*Records for the task:*
-- START --

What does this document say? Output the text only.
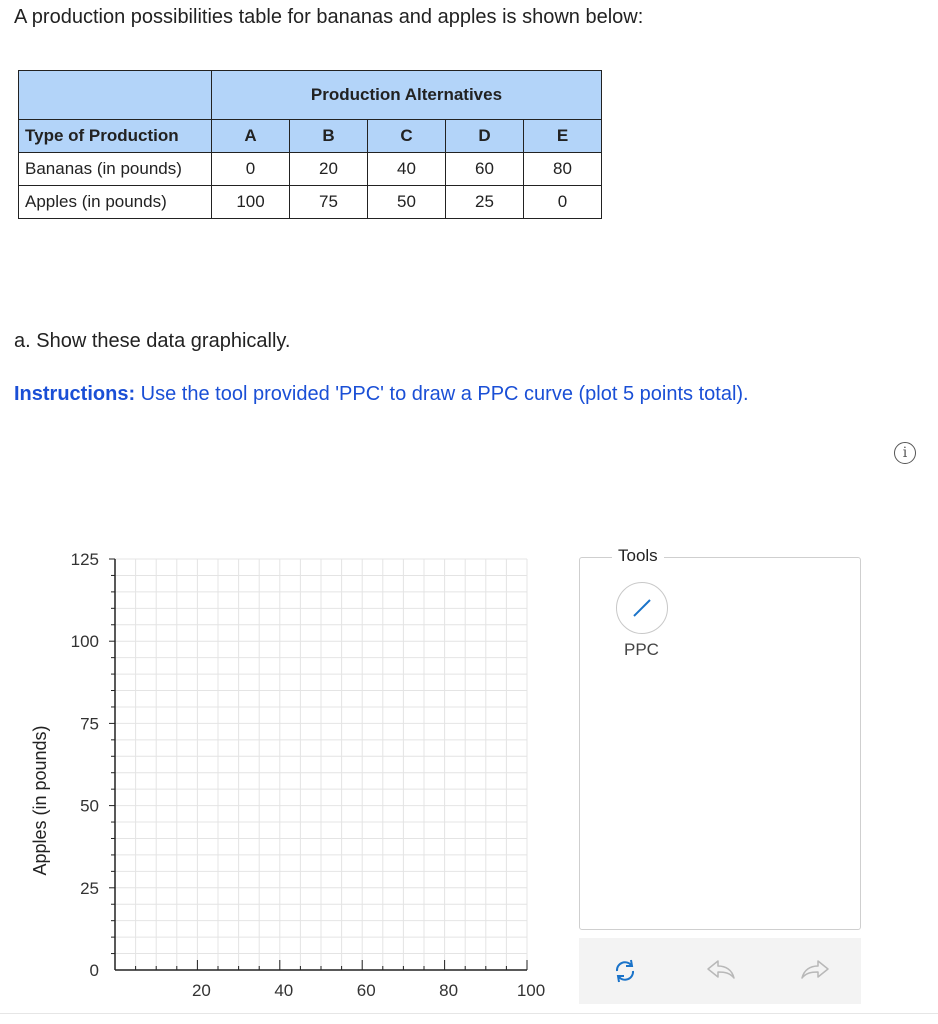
A production possibilities table for bananas and apples is shown below:
	Production Alternatives				
Type of Production	A	B	C	D	E
Bananas (in pounds)	0	20	40	60	80
Apples (in pounds)	100	75	50	25	0
a. Show these data graphically.
Instructions: Use the tool provided 'PPC' to draw a PPC curve (plot 5 points total).
i
125
100
75
50
25
0
20	40	60	80	100
Apples (in pounds)
Tools
PPC
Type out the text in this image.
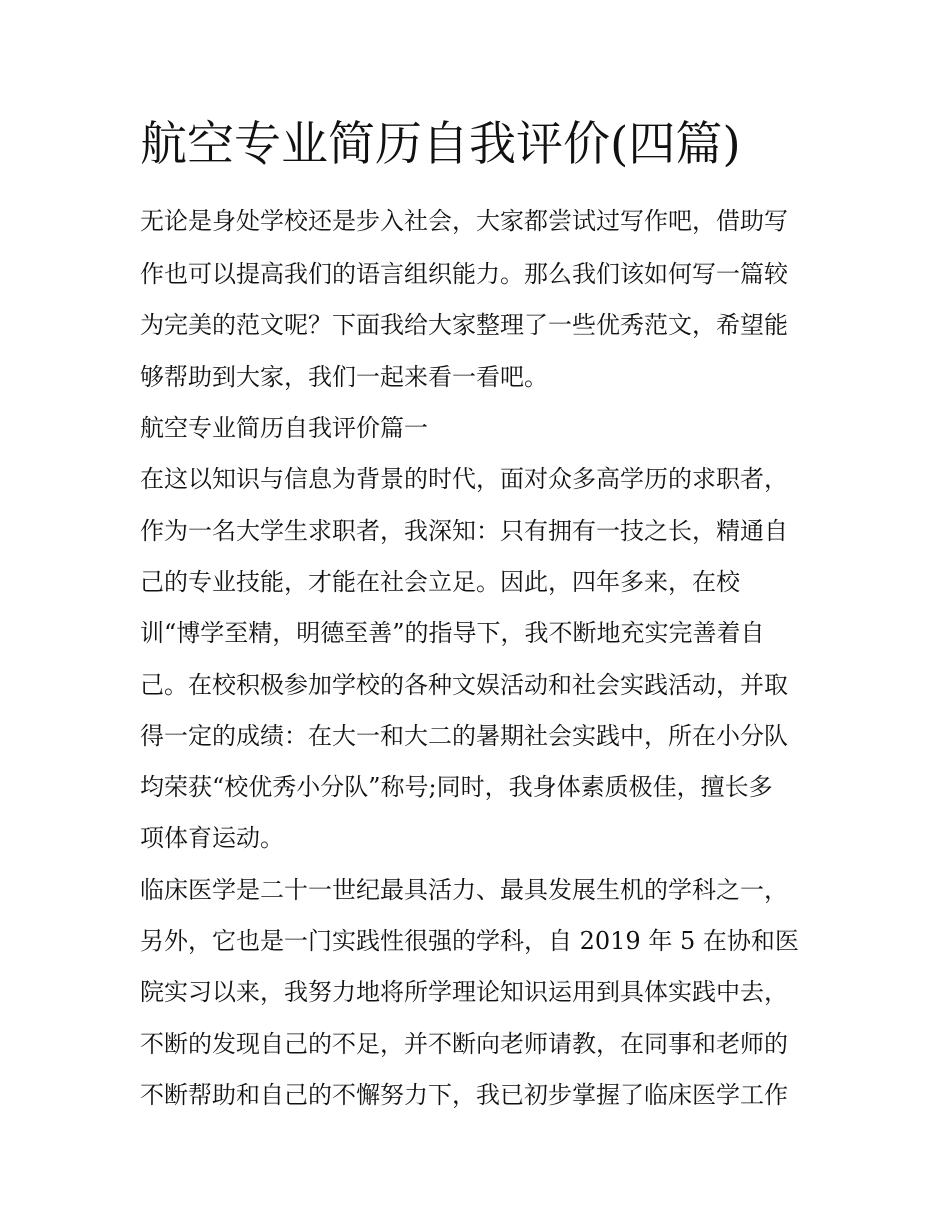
航空专业简历自我评价(四篇)

无论是身处学校还是步入社会，大家都尝试过写作吧，借助写

作也可以提高我们的语言组织能力。那么我们该如何写一篇较

为完美的范文呢？下面我给大家整理了一些优秀范文，希望能

够帮助到大家，我们一起来看一看吧。

航空专业简历自我评价篇一

在这以知识与信息为背景的时代，面对众多高学历的求职者，

作为一名大学生求职者，我深知：只有拥有一技之长，精通自

己的专业技能，才能在社会立足。因此，四年多来，在校

训“博学至精，明德至善”的指导下，我不断地充实完善着自

己。在校积极参加学校的各种文娱活动和社会实践活动，并取

得一定的成绩：在大一和大二的暑期社会实践中，所在小分队

均荣获“校优秀小分队”称号;同时，我身体素质极佳，擅长多

项体育运动。

临床医学是二十一世纪最具活力、最具发展生机的学科之一，

另外，它也是一门实践性很强的学科，自 2019 年 5 在协和医

院实习以来，我努力地将所学理论知识运用到具体实践中去，

不断的发现自己的不足，并不断向老师请教，在同事和老师的

不断帮助和自己的不懈努力下，我已初步掌握了临床医学工作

-- END --

*Task directions:* Using the data above, copy each line that contains "this".

*Task response:*
What does this document say? Output the text only.
Type out the text in this image.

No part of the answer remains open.